>> Begin PAGE

Dade Moeller (February 27, 1927 – September 26, 2011) was an internationally known expert in radiation safety and environmental protection.

==Life==
Dade William Moeller, Ph.D., CHP, P.E. was born in 1927 in Grant, Florida, a fishing community located on the intracoastal waterway near the Atlantic Ocean. His father was Robert A. Moeller and his mother was Victoria Moeller and he had 4 brothers, Charles E. Moeller, Robert L. Moeller, John A. Moeller, and Ken L. Moeller. In 1949 he married Betty Jean Radford 'Jeanie' of Decatur, Georgia. Moeller died at home from complications due to malignant lymphoma on September 26, 2011.

===Military service and education===
He passed the V-12 Navy College Training Program, and joined the U.S. Navy in 1944. Moeller attended Georgia Tech and graduated magna cum laude with a Bachelor of Science degree in civil engineering in 1947 and a Master of Science degree in environmental engineering in 1948. After graduating, Dade became a commissioned officer in the U.S. Public Health Service, with assignments that included Oak Ridge National Laboratory, Los Alamos National Laboratory, and the Headquarters office in Washington, D.C.

>> End PAGE
>> Begin LISTED RECORDS

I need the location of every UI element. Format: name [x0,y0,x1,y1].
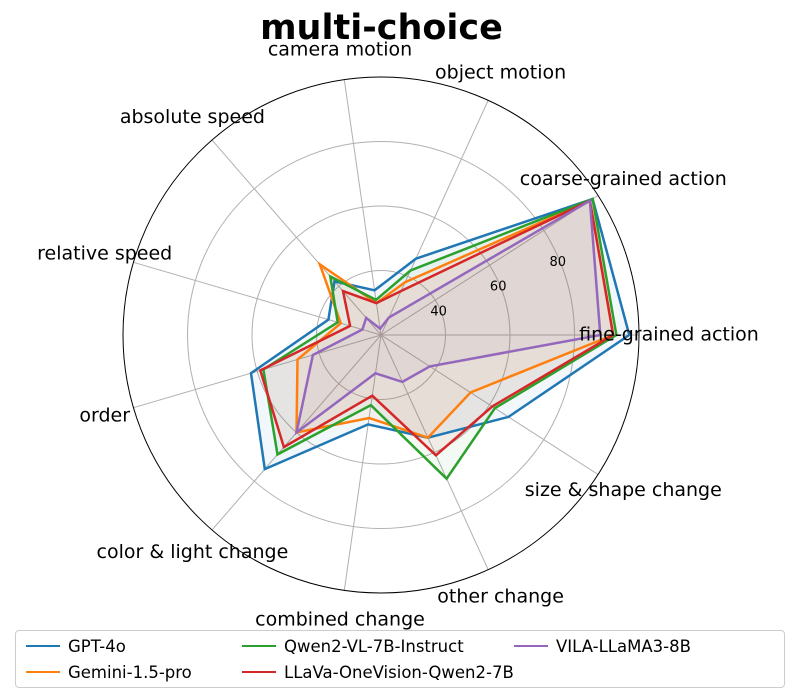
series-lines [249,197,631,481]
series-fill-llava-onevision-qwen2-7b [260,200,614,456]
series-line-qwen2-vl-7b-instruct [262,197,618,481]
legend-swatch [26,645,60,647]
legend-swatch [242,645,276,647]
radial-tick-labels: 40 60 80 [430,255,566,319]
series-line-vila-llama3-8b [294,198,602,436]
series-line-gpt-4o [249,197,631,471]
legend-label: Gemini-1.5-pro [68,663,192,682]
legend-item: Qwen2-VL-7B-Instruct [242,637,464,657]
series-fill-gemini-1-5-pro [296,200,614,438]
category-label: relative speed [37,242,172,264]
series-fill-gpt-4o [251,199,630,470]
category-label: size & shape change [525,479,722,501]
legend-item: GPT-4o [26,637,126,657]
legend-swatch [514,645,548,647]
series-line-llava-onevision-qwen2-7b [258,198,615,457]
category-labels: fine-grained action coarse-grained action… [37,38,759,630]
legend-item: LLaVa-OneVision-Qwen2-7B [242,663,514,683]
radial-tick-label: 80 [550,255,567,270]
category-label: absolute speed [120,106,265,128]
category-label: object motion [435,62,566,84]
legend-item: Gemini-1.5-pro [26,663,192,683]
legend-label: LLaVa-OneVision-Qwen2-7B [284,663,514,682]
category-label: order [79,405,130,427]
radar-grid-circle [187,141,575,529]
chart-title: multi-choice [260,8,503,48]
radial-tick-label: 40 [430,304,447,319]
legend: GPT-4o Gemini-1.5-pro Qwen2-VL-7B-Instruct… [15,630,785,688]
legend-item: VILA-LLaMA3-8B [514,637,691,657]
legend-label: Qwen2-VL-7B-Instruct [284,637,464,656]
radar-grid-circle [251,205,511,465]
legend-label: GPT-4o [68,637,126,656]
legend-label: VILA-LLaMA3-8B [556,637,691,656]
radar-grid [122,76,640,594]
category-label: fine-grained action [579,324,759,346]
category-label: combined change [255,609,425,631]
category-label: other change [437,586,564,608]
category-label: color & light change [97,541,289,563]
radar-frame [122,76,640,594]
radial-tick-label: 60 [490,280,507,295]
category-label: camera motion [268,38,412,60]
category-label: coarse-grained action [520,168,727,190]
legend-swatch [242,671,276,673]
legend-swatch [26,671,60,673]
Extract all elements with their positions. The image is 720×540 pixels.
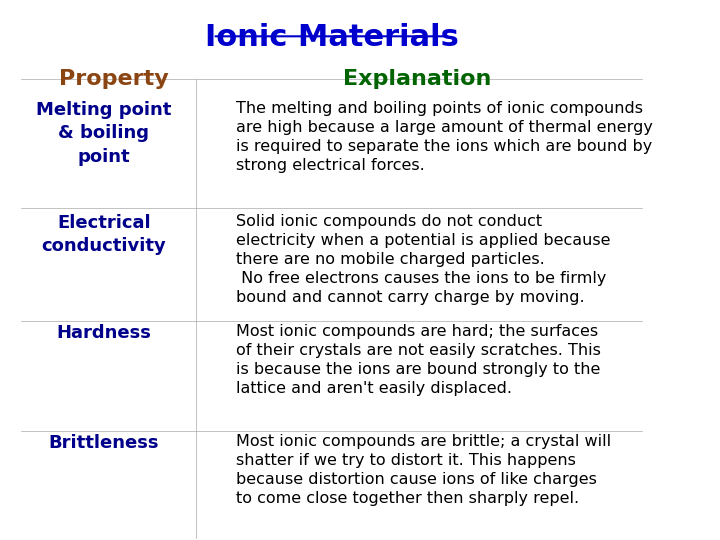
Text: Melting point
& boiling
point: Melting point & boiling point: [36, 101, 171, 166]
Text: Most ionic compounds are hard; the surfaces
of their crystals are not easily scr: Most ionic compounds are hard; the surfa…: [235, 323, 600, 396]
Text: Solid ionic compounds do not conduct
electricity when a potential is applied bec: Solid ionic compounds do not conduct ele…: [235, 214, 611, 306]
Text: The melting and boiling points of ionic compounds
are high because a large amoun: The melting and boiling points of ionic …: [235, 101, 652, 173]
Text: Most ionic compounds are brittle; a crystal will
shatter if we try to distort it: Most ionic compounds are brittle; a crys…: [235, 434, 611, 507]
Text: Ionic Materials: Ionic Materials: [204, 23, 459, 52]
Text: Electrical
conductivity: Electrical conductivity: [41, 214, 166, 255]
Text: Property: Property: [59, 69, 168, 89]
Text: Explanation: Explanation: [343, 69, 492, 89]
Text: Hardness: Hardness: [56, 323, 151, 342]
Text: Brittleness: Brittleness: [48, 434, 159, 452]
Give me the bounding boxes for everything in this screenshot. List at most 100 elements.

>> End LISTED RECORDS

*TASK LIST*
1. Please list every brother of Dade Moeller named in the biography.
2. Rewrite the biography from "Dade Moeller (February" to "September 26, 2011.", changing "fishing community" to "small town".
The entries above have no connection to the biography.

*WRITTEN ANSWERS*
1. Charles E. Moeller, Robert L. Moeller, John A. Moeller, Ken L. Moeller

2.
Dade Moeller (February 27, 1927 – September 26, 2011) was an internationally known expert in radiation safety and environmental protection.

==Life==
Dade William Moeller, Ph.D., CHP, P.E. was born in 1927 in Grant, Florida, a small town located on the intracoastal waterway near the Atlantic Ocean. His father was Robert A. Moeller and his mother was Victoria Moeller and he had 4 brothers, Charles E. Moeller, Robert L. Moeller, John A. Moeller, and Ken L. Moeller. In 1949 he married Betty Jean Radford 'Jeanie' of Decatur, Georgia. Moeller died at home from complications due to malignant lymphoma on September 26, 2011.